Locate each line containing the string "TradingView" and copy it out.

* begin LISTING *

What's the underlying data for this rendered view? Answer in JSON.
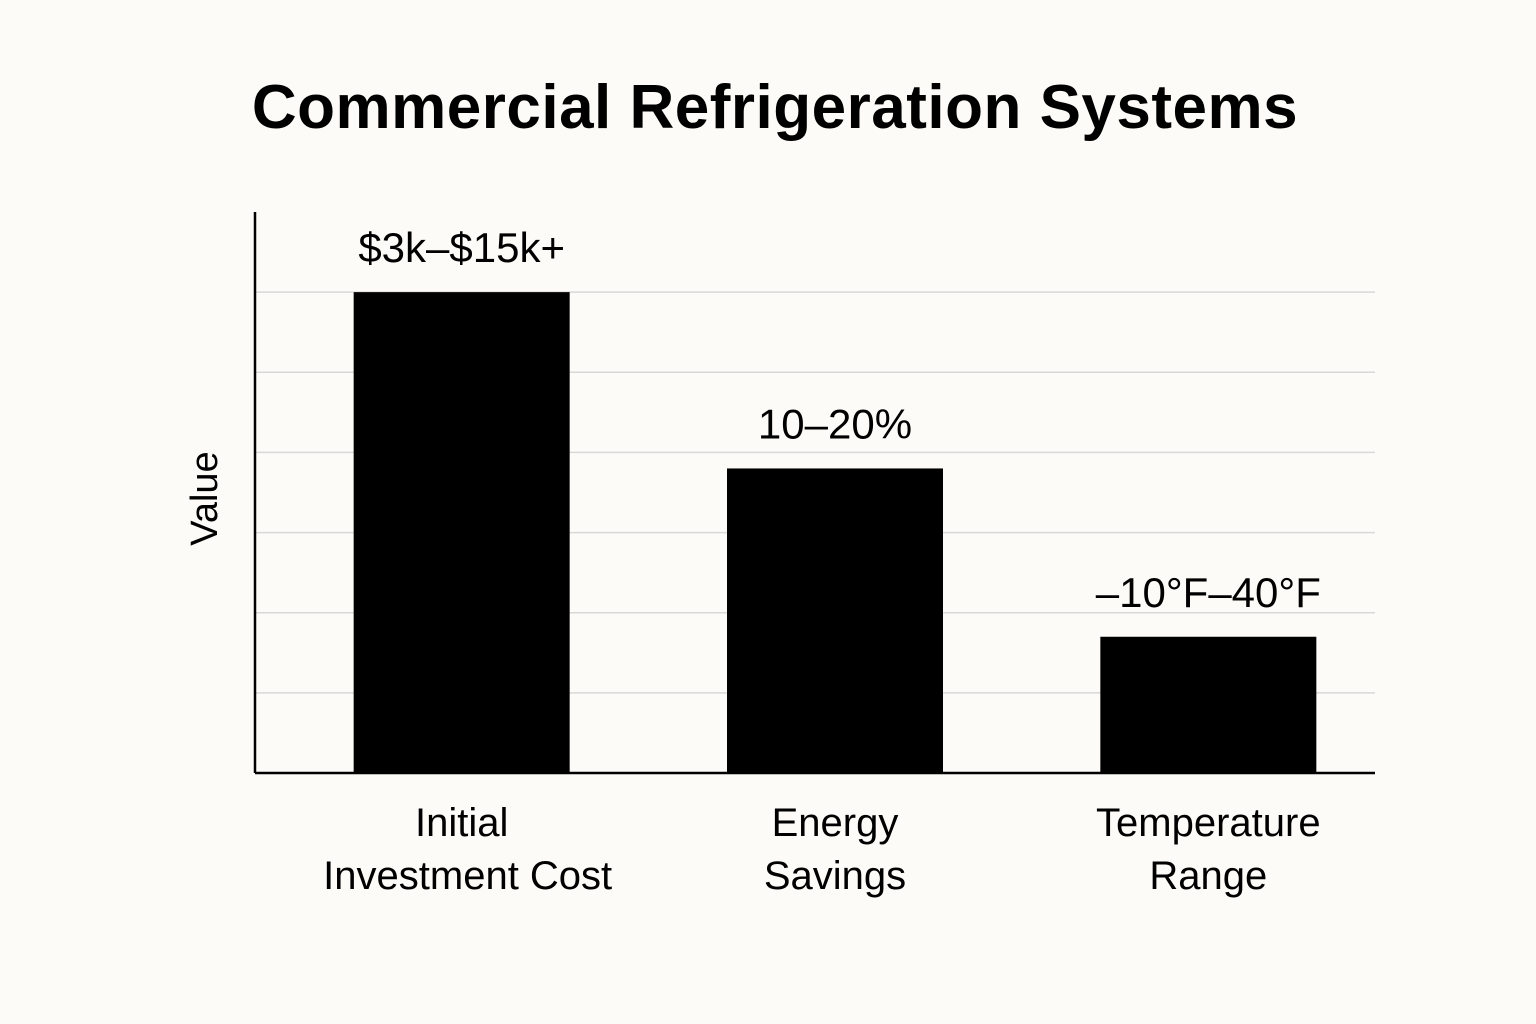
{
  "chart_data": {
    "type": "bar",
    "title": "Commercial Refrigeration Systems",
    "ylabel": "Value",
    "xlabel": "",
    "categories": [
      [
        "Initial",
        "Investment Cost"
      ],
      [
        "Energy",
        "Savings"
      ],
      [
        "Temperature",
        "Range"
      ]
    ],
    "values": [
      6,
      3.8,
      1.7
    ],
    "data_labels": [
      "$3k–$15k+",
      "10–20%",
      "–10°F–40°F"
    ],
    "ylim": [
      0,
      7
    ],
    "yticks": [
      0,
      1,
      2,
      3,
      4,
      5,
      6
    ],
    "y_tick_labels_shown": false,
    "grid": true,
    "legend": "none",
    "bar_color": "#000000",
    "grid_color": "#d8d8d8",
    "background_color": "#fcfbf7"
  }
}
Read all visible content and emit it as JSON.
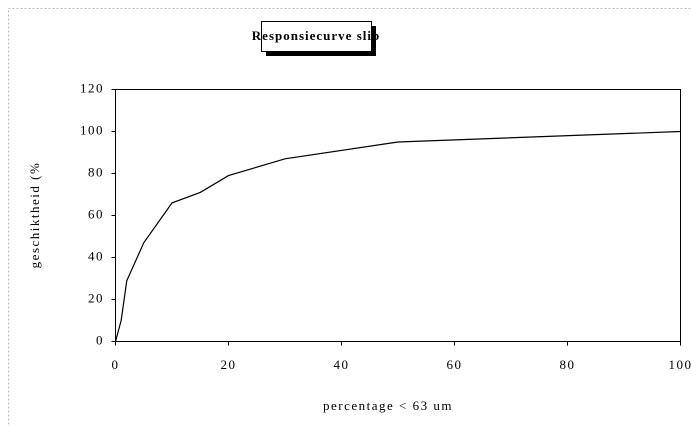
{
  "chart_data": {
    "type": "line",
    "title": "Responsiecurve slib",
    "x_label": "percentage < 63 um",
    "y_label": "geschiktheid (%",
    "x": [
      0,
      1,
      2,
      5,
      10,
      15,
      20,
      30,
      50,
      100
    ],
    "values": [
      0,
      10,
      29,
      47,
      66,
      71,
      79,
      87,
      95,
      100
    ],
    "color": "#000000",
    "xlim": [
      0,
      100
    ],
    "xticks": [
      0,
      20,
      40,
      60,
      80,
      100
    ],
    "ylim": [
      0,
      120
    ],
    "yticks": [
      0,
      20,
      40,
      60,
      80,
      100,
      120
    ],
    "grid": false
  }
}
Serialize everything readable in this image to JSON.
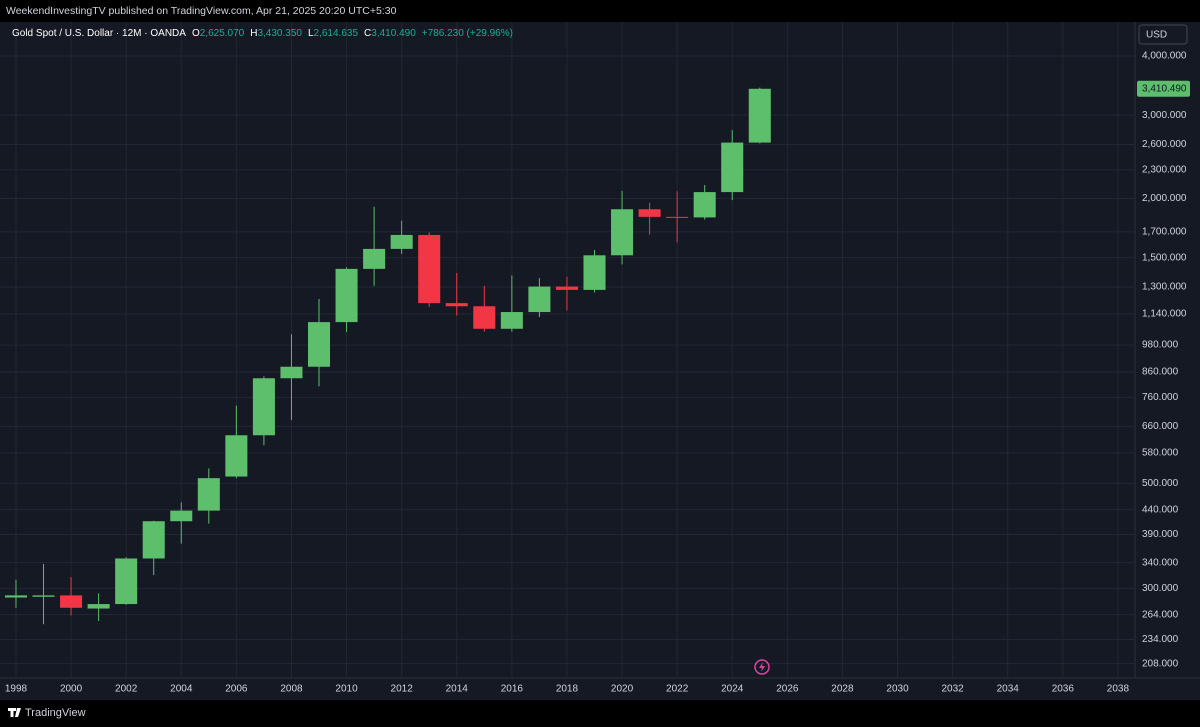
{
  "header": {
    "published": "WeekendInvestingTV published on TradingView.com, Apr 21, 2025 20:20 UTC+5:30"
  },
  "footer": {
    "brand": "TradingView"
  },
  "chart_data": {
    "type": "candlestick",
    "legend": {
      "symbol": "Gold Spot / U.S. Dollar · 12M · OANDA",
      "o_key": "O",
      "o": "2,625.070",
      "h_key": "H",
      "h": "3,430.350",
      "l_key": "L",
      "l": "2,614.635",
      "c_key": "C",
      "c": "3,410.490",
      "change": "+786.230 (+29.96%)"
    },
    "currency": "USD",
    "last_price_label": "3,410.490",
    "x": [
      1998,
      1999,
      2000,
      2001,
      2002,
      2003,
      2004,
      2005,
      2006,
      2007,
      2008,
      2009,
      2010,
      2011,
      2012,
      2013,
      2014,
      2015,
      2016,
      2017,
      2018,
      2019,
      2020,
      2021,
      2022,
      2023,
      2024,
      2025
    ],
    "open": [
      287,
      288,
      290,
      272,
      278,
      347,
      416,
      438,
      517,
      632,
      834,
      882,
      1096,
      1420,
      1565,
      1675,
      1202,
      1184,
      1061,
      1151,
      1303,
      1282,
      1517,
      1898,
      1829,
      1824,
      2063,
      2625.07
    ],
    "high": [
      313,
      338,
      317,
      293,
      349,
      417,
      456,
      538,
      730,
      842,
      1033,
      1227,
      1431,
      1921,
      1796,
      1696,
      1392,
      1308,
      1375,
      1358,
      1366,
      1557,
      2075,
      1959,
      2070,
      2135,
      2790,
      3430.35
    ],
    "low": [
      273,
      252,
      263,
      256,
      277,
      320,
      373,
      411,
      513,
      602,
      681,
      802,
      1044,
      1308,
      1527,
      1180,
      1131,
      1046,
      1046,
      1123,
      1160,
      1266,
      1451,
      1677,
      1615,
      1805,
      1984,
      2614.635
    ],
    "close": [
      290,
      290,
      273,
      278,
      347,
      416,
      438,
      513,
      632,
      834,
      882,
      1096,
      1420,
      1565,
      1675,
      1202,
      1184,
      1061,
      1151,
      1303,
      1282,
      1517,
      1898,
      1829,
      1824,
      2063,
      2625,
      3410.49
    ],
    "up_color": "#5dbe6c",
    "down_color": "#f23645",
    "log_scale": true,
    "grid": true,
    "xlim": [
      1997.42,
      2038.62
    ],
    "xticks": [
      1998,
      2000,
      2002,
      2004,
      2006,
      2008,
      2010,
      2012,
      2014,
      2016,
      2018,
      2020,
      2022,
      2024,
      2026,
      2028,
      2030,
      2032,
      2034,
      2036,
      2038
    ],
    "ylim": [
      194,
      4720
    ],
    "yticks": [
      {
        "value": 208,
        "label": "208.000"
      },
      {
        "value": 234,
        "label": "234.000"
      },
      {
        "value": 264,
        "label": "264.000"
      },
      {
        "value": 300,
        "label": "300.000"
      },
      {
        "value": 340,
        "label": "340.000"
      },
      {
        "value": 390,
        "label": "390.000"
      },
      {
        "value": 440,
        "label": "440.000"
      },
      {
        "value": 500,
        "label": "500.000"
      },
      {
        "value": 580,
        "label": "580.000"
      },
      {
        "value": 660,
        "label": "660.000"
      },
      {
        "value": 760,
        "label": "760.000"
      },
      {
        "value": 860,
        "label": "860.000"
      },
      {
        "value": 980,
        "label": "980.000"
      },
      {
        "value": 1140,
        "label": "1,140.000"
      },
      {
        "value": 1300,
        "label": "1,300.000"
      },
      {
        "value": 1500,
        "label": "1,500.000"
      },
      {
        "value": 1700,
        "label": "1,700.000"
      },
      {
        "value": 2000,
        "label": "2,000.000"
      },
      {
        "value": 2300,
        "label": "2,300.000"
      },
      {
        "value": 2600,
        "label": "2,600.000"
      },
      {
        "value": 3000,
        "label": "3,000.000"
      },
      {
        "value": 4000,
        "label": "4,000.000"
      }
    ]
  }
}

* end LISTING *

• **REPLY TO THE EXERCISE**:
    "published": "WeekendInvestingTV published on TradingView.com, Apr 21, 2025 20:20 UTC+5:30"
    "brand": "TradingView"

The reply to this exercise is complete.